**Listing**
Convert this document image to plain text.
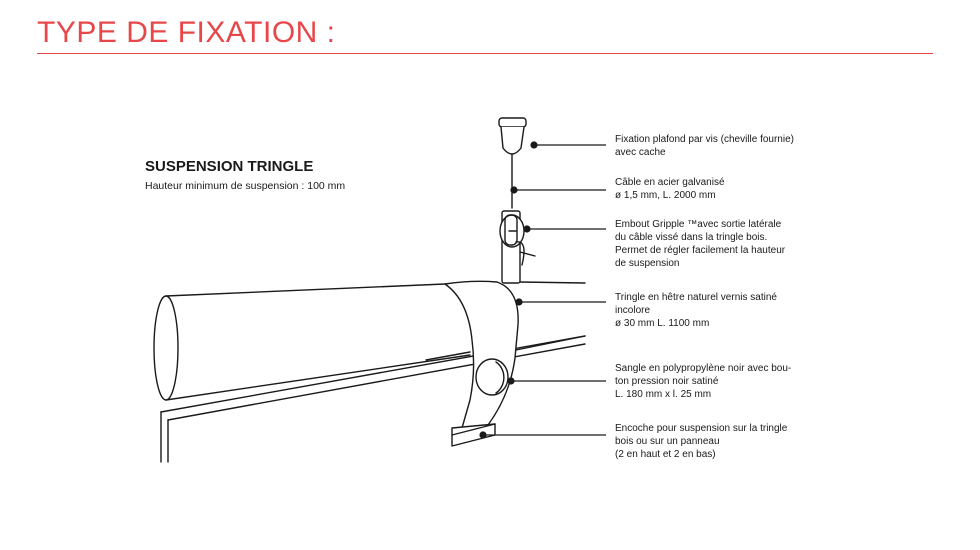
TYPE DE FIXATION :
SUSPENSION TRINGLE
Hauteur minimum de suspension : 100 mm
Fixation plafond par vis (cheville fournie)
avec cache
Câble en acier galvanisé
ø 1,5 mm, L. 2000 mm
Embout Gripple ™avec sortie latérale
du câble vissé dans la tringle bois.
Permet de régler facilement la hauteur
de suspension
Tringle en hêtre naturel vernis satiné
incolore
ø 30 mm L. 1100 mm
Sangle en polypropylène noir avec bou-
ton pression noir satiné
L. 180 mm x l. 25 mm
Encoche pour suspension sur la tringle
bois ou sur un panneau
(2 en haut et 2 en bas)
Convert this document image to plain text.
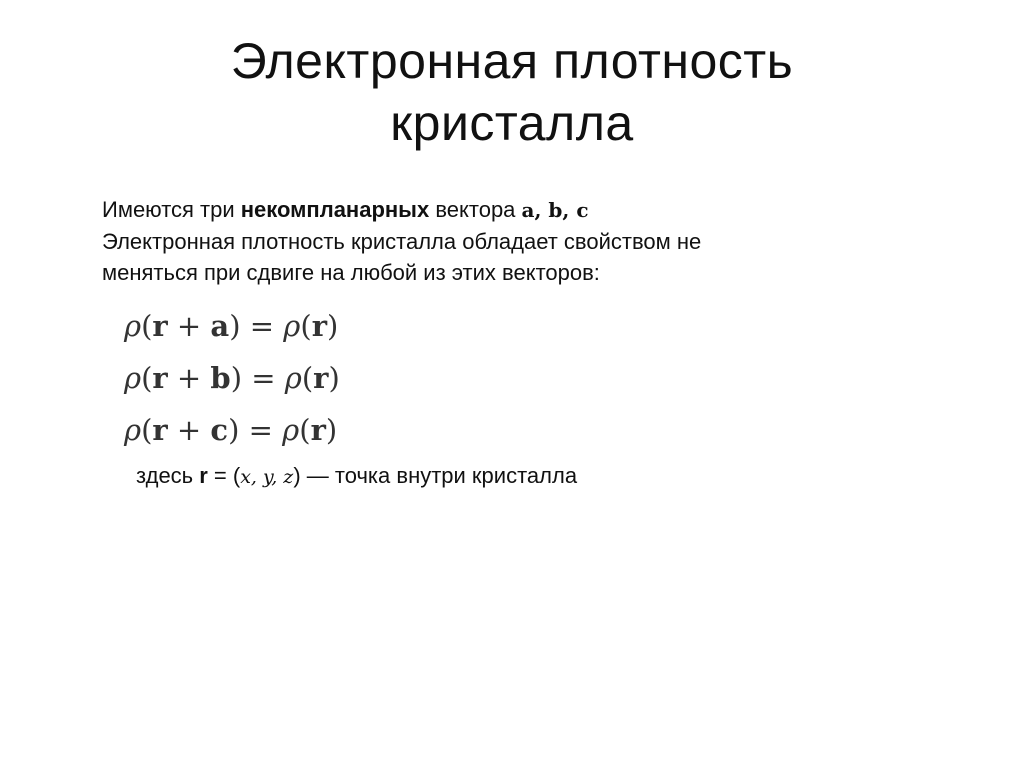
Электронная плотность
кристалла

Имеются три некомпланарных вектора a, b, c

Электронная плотность кристалла обладает свойством не

меняться при сдвиге на любой из этих векторов:

ρ(r + a) = ρ(r)
ρ(r + b) = ρ(r)
ρ(r + c) = ρ(r)
здесь r = (x, y, z) — точка внутри кристалла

**Stated goal**
All of the material above is to be copied exactly, except for its images.

**Problem solution**
Convert this document image to plain text.
TYPE DE FIXATION :
SUSPENSION TRINGLE
Hauteur minimum de suspension : 100 mm
Fixation plafond par vis (cheville fournie)
avec cache
Câble en acier galvanisé
ø 1,5 mm, L. 2000 mm
Embout Gripple ™avec sortie latérale
du câble vissé dans la tringle bois.
Permet de régler facilement la hauteur
de suspension
Tringle en hêtre naturel vernis satiné
incolore
ø 30 mm L. 1100 mm
Sangle en polypropylène noir avec bou-
ton pression noir satiné
L. 180 mm x l. 25 mm
Encoche pour suspension sur la tringle
bois ou sur un panneau
(2 en haut et 2 en bas)
Convert this document image to plain text.
Электронная плотность
кристалла

Имеются три некомпланарных вектора a, b, c

Электронная плотность кристалла обладает свойством не

меняться при сдвиге на любой из этих векторов:

ρ(r + a) = ρ(r)
ρ(r + b) = ρ(r)
ρ(r + c) = ρ(r)
здесь r = (x, y, z) — точка внутри кристалла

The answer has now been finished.